- **Passage fourni**
+++

Dans son avant-propos, l’auteur cite trois ouvrages d’un autre que lui-même : le premier L’Ascension d’un peuple. Mon village, ses hommes, ses routes, son école est de Roger Thabaut, né le 19 mai 1895 à Mazières-en-Gâtine (Deux-Sèvres), un fils de sabotier qui, dans l’Éducation nationale, gravit tous les échelons d’instituteur à inspecteur général. C’est lui qui eut l’idée de la création des classes de transition, en usage entre 1963 et 1977 où aurait dû se vivre une pédagogie novatrice, pluraliste, concrète pour des enfants ayant terminé leur CM2 avec des résultats médiocres. Le second titre est paru en 1925 et il s’agit de La Barrière et le niveau d’Edmond Goblot ; ce sociologue met en avant la barrière culturelle qu’érigent les classes dirigeantes afin de se prémunir de l’accession sociale des enfants des milieux populaires. Cinquante ans plus tard, Pierre Bourdieu lui reprendra le concept de "distinction". L’ouvrage de Goblot est accessible ici https://gallica.bnf.fr/ark:/12148/bpt6k64781x. Le troisième titre s’intitule L’Hypocrisie scolaire : Pour un collège enfin démocratique, il est de Dubet et Duru-Bellat.

Le premier chapitre montre qu’il y eût dans l’enseignement public au départ deux voies et ceci dès le cours préparatoire. En effet les classes de lycée ou de collège (à l'origine le collège ne prépare pas à un brevet) se proposaient de recevoir des élèves dès six ans pour les amener au baccalauréat, les frais de scolarité existaient là et il s’ajoutait souvent des coûts de repas à midi voire d’internat. Les enfants des milieux populaires fréquentaient l’école communale puis un petit nombre d’entre eux accédait au primaire supérieur ou aux écoles techniques et un nombre encore plus restreint rejoignait la sixième pour étudier les langues anciennes. L’auteur expose d’autres dimensions comme celui de l’absentéisme (très fort en milieu rural jusqu’à l’instauration des allocations familiales) ou la présence de boursiers dans l’enseignement catholique.

+++

- **Consigne**
D'après le passage fourni, durant quelle période les classes de transition ont-elles été en usage ? Appuyez-vous exclusivement sur le passage fourni.

- **Extrait de données**
+++

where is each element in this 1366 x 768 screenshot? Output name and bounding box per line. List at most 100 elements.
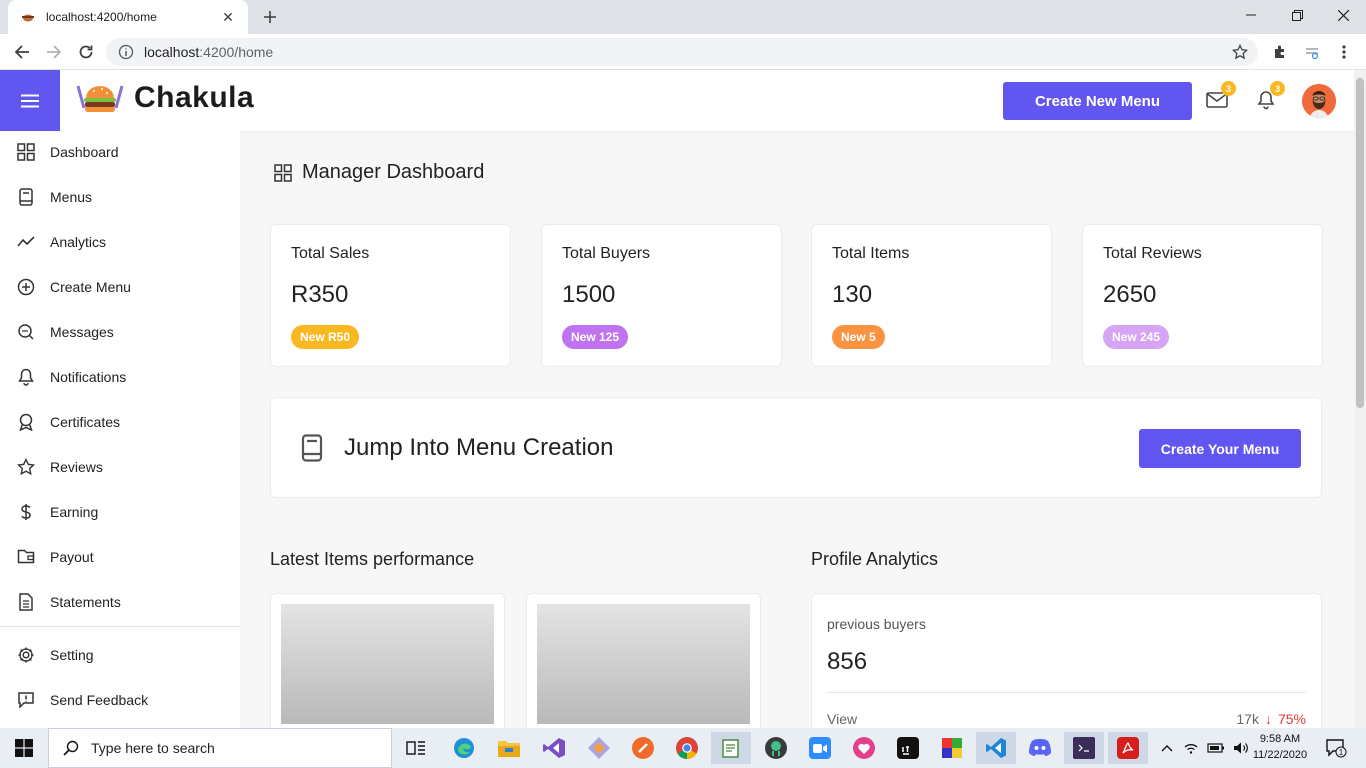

+++

- **Réponse attendue**
Entre 1963 et 1977.